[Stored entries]
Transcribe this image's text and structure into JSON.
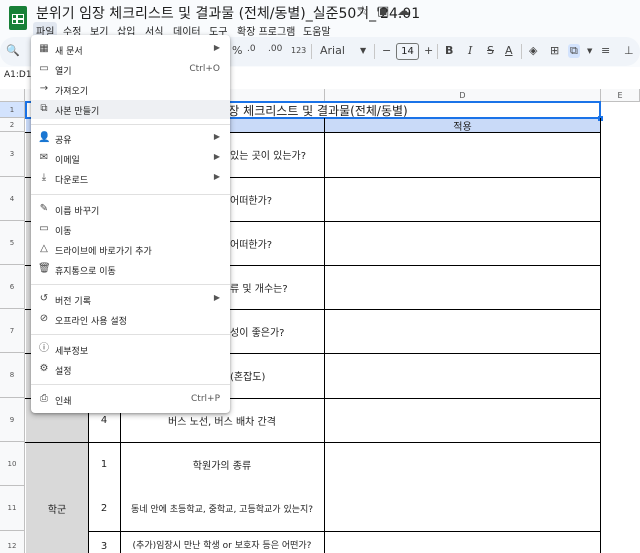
{
  "doc": {
    "title": "분위기 임장 체크리스트 및 결과물 (전체/동별)_실준50기_'24.01"
  },
  "title_icons": [
    "star-icon",
    "move-to-folder-icon",
    "cloud-status-icon"
  ],
  "menu": [
    "파일",
    "수정",
    "보기",
    "삽입",
    "서식",
    "데이터",
    "도구",
    "확장 프로그램",
    "도움말"
  ],
  "toolbar": {
    "font_name": "Arial",
    "font_size": "14",
    "percent": "%",
    "decimals": ".0",
    "more_decimals": ".00",
    "number_format": "123",
    "minus": "−",
    "plus": "+"
  },
  "name_box": "A1:D1",
  "file_menu": {
    "items": [
      {
        "label": "새 문서",
        "icon": "new-sheet-icon",
        "submenu": true
      },
      {
        "label": "열기",
        "icon": "open-folder-icon",
        "shortcut": "Ctrl+O"
      },
      {
        "label": "가져오기",
        "icon": "import-icon"
      },
      {
        "label": "사본 만들기",
        "icon": "copy-icon"
      },
      {
        "label": "공유",
        "icon": "share-icon",
        "submenu": true
      },
      {
        "label": "이메일",
        "icon": "email-icon",
        "submenu": true
      },
      {
        "label": "다운로드",
        "icon": "download-icon",
        "submenu": true
      },
      {
        "label": "이름 바꾸기",
        "icon": "rename-icon"
      },
      {
        "label": "이동",
        "icon": "move-icon"
      },
      {
        "label": "드라이브에 바로가기 추가",
        "icon": "drive-shortcut-icon"
      },
      {
        "label": "휴지통으로 이동",
        "icon": "trash-icon"
      },
      {
        "label": "버전 기록",
        "icon": "history-icon",
        "submenu": true
      },
      {
        "label": "오프라인 사용 설정",
        "icon": "offline-icon"
      },
      {
        "label": "세부정보",
        "icon": "info-icon"
      },
      {
        "label": "설정",
        "icon": "settings-icon"
      },
      {
        "label": "인쇄",
        "icon": "print-icon",
        "shortcut": "Ctrl+P"
      }
    ]
  },
  "sheet": {
    "col_headers": [
      "D",
      "E"
    ],
    "row_headers": [
      "1",
      "2",
      "3",
      "4",
      "5",
      "6",
      "7",
      "8",
      "9",
      "10",
      "11",
      "12"
    ],
    "title_cell": "임장 체크리스트 및 결과물(전체/동별)",
    "header_cell": "적용",
    "cells": {
      "r3": "있는 곳이 있는가?",
      "r4": "어떠한가?",
      "r5": "어떠한가?",
      "r6": "류 및 개수는?",
      "r7": "성이 좋은가?",
      "r8": "(혼잡도)",
      "r9_num": "4",
      "r9": "버스 노선, 버스 배차 간격",
      "r10_num": "1",
      "r10": "학원가의 종류",
      "r11_cat": "학군",
      "r11_num": "2",
      "r11": "동네 안에 초등학교, 중학교, 고등학교가 있는지?",
      "r12_num": "3",
      "r12": "(추가)임장시 만난 학생 or 보호자 등은 어떤가?"
    }
  },
  "colors": {
    "header_blue": "#c9daf8",
    "selection": "#1a73e8",
    "category_gray": "#d9d9d9"
  }
}
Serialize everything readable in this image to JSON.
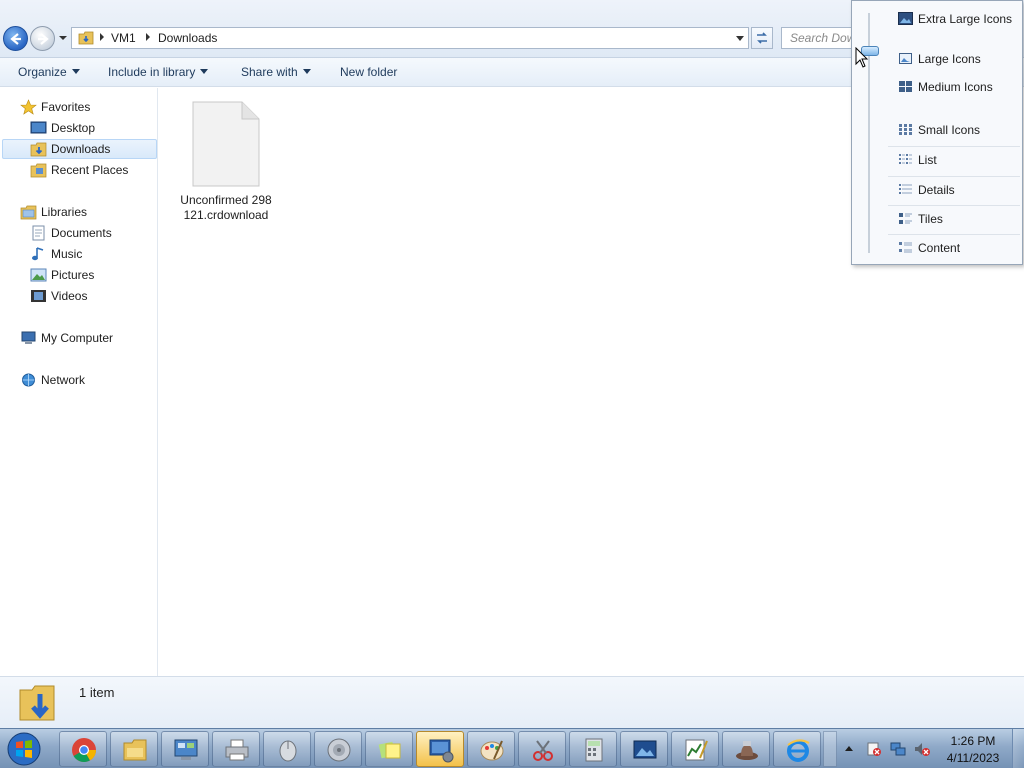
{
  "address": {
    "crumbs": [
      "VM1",
      "Downloads"
    ],
    "search_placeholder": "Search Dow"
  },
  "toolbar": {
    "organize": "Organize",
    "include_in_library": "Include in library",
    "share_with": "Share with",
    "new_folder": "New folder"
  },
  "nav": {
    "favorites": "Favorites",
    "desktop": "Desktop",
    "downloads": "Downloads",
    "recent_places": "Recent Places",
    "libraries": "Libraries",
    "documents": "Documents",
    "music": "Music",
    "pictures": "Pictures",
    "videos": "Videos",
    "my_computer": "My Computer",
    "network": "Network"
  },
  "content": {
    "files": [
      {
        "name": "Unconfirmed 298121.crdownload",
        "icon": "blank-file-icon"
      }
    ]
  },
  "details": {
    "count": "1 item"
  },
  "views_menu": {
    "items": [
      "Extra Large Icons",
      "Large Icons",
      "Medium Icons",
      "Small Icons",
      "List",
      "Details",
      "Tiles",
      "Content"
    ],
    "selected_level": "Large Icons"
  },
  "taskbar": {
    "apps": [
      "chrome-icon",
      "file-explorer-icon",
      "control-panel-icon",
      "printer-icon",
      "mouse-icon",
      "speaker-icon",
      "sticky-notes-icon",
      "remote-desktop-icon",
      "paint-icon",
      "snipping-tool-icon",
      "calculator-icon",
      "photo-viewer-icon",
      "chart-editor-icon",
      "hat-app-icon",
      "internet-explorer-icon"
    ],
    "time": "1:26 PM",
    "date": "4/11/2023"
  },
  "colors": {
    "accent": "#2a66c4",
    "selection": "#d9e9fa",
    "taskbar": "#8fa9c8",
    "folder": "#e8c25a"
  }
}
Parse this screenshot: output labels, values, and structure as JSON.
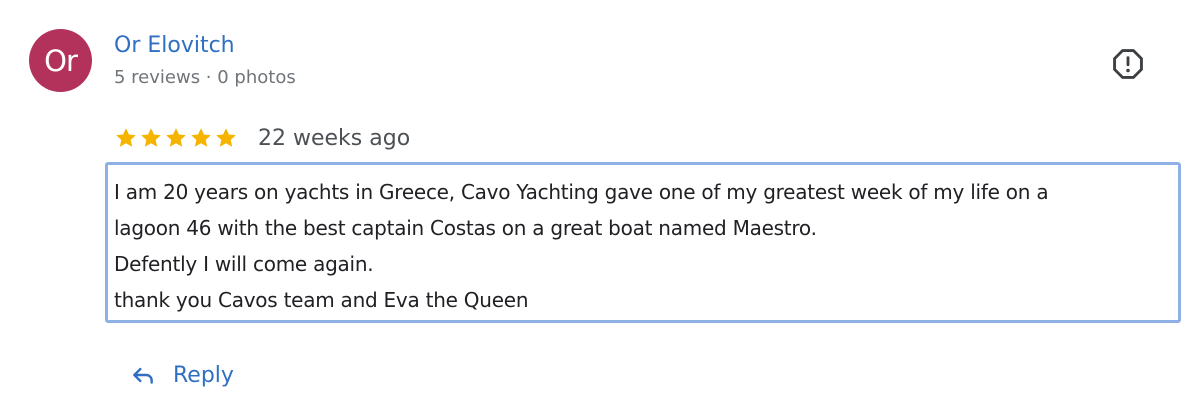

* _Exercise requirements_:
Copy each line of the preceding data that contains the string "folder".

* _Problem solution_:
    "move-to-folder-icon",
        "icon": "open-folder-icon",
    "new_folder": "New folder"
    "folder": "#e8c25a"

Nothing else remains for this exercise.